### WHAT THE TASK ASKS
In the data below, find every line that has the string "Промышленновскому", and copy it.

### MATERIAL SHOWN

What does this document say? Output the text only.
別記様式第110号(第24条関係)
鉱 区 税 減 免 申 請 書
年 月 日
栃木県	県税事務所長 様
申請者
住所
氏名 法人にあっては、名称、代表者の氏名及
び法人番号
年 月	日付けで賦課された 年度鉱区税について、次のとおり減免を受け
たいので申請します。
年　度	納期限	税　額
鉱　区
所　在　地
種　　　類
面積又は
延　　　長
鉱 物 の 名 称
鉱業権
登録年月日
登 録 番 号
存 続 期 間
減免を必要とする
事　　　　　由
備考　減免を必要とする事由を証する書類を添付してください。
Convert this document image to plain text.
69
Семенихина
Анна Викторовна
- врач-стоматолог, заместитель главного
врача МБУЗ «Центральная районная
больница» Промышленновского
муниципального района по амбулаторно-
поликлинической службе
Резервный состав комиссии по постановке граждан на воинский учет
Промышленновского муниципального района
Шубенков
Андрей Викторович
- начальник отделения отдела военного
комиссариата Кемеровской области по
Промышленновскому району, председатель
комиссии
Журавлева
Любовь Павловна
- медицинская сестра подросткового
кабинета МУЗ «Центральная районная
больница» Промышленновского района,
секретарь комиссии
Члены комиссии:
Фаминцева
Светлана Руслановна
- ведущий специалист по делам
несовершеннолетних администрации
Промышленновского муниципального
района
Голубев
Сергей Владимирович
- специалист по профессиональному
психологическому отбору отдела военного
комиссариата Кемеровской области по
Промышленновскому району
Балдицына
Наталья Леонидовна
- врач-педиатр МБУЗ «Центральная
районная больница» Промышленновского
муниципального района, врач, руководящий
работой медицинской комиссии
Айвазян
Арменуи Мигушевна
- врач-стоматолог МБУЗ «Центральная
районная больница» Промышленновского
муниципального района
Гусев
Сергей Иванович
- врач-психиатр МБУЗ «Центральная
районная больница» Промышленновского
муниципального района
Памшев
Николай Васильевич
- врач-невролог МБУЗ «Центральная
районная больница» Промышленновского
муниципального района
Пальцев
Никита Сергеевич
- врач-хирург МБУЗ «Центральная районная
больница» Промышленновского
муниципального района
...
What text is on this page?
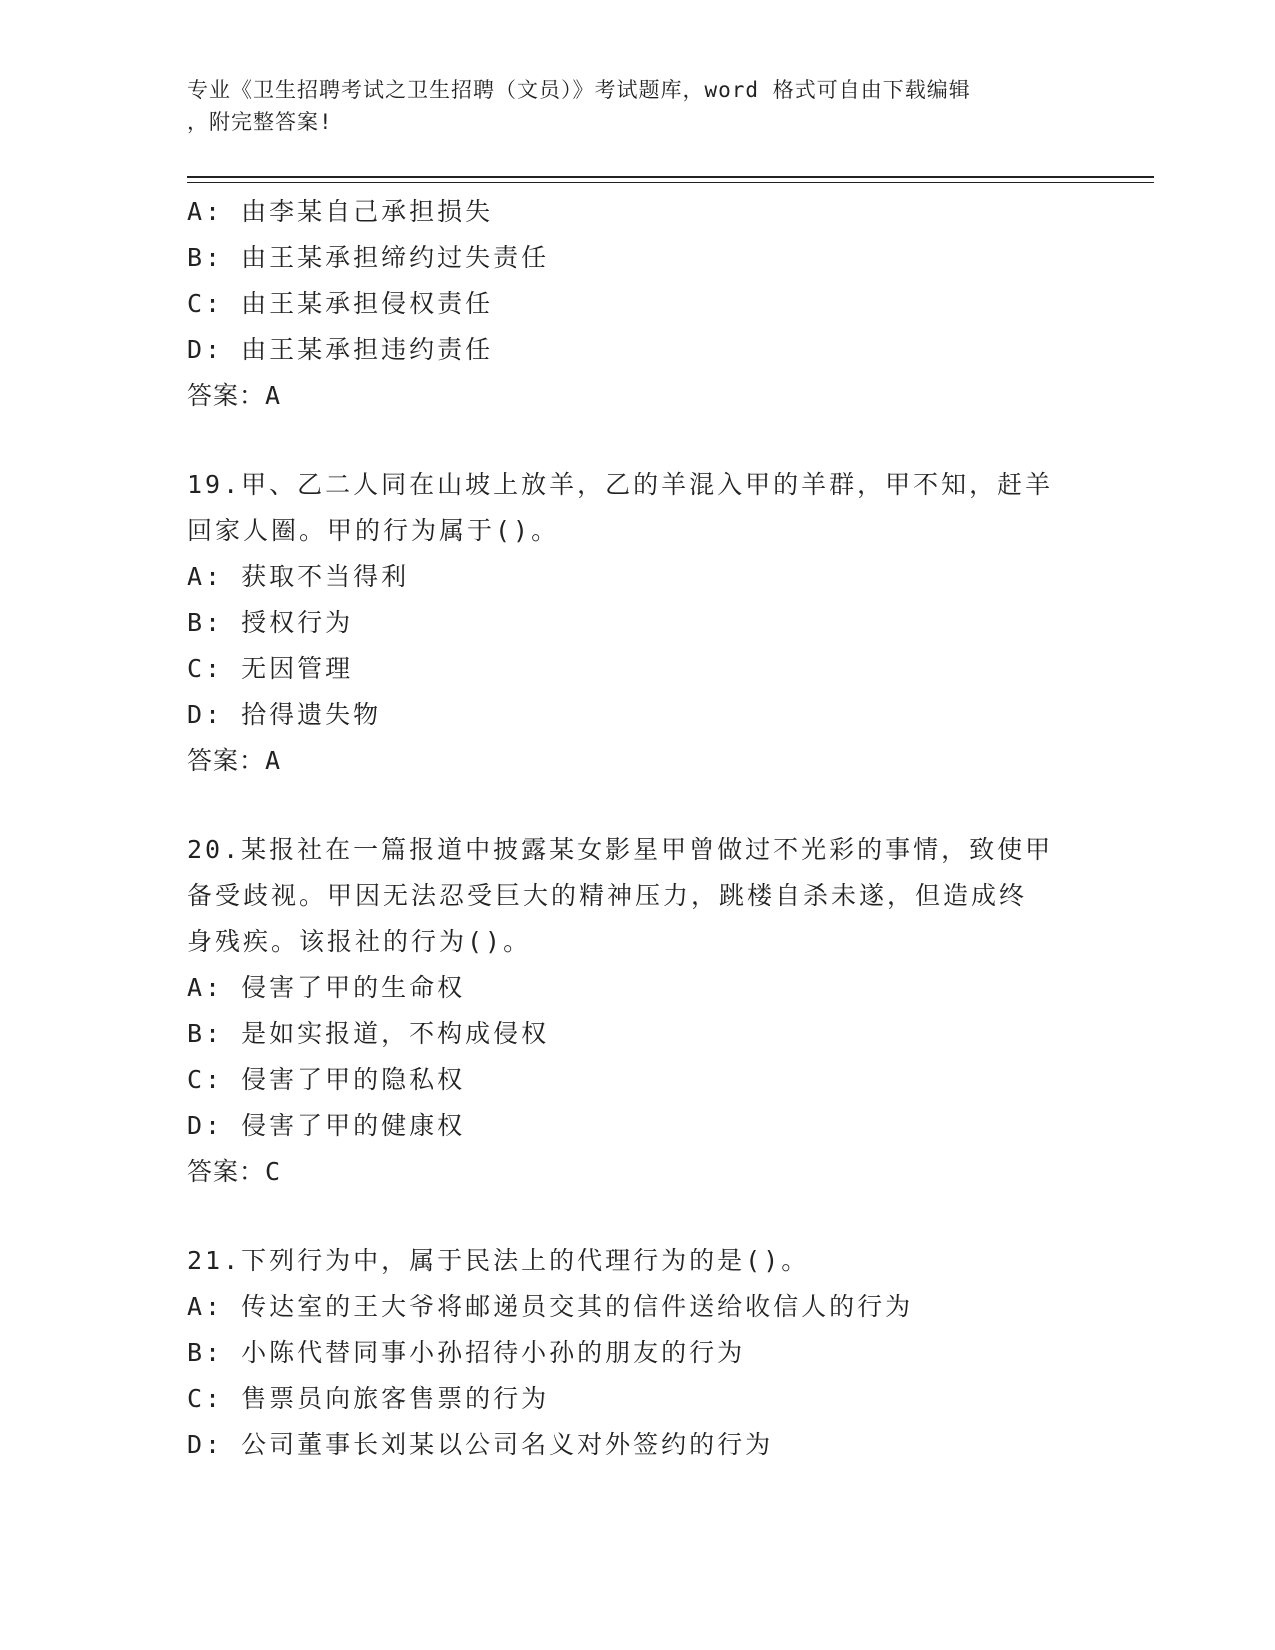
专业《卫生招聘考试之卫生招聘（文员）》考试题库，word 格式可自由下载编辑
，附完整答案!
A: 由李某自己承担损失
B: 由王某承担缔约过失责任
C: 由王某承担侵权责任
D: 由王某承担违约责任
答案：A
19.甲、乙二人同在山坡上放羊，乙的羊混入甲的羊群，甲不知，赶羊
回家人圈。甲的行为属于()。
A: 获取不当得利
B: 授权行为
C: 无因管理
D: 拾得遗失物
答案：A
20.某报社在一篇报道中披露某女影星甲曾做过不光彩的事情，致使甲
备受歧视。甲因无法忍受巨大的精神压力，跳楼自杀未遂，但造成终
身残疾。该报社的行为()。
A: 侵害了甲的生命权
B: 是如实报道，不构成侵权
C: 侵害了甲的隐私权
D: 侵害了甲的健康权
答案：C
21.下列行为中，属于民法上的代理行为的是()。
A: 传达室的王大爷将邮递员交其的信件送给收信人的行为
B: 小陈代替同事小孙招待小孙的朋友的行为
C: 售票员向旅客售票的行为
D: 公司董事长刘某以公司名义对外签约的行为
==
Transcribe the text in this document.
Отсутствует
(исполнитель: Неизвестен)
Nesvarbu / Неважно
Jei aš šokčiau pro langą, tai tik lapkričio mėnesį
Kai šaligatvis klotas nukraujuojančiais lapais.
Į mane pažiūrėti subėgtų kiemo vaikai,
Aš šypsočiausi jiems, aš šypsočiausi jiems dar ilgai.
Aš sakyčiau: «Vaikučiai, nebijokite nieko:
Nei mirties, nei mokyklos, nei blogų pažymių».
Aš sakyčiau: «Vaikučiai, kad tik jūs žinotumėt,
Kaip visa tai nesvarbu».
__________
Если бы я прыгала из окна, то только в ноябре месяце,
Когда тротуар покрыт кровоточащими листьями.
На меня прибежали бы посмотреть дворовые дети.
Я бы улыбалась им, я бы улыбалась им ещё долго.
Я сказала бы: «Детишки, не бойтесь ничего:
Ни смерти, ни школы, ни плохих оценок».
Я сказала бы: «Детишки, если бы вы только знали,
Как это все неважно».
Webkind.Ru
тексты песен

### EXERCISE ANSWER
Промышленновскому району, председатель
Промышленновскому району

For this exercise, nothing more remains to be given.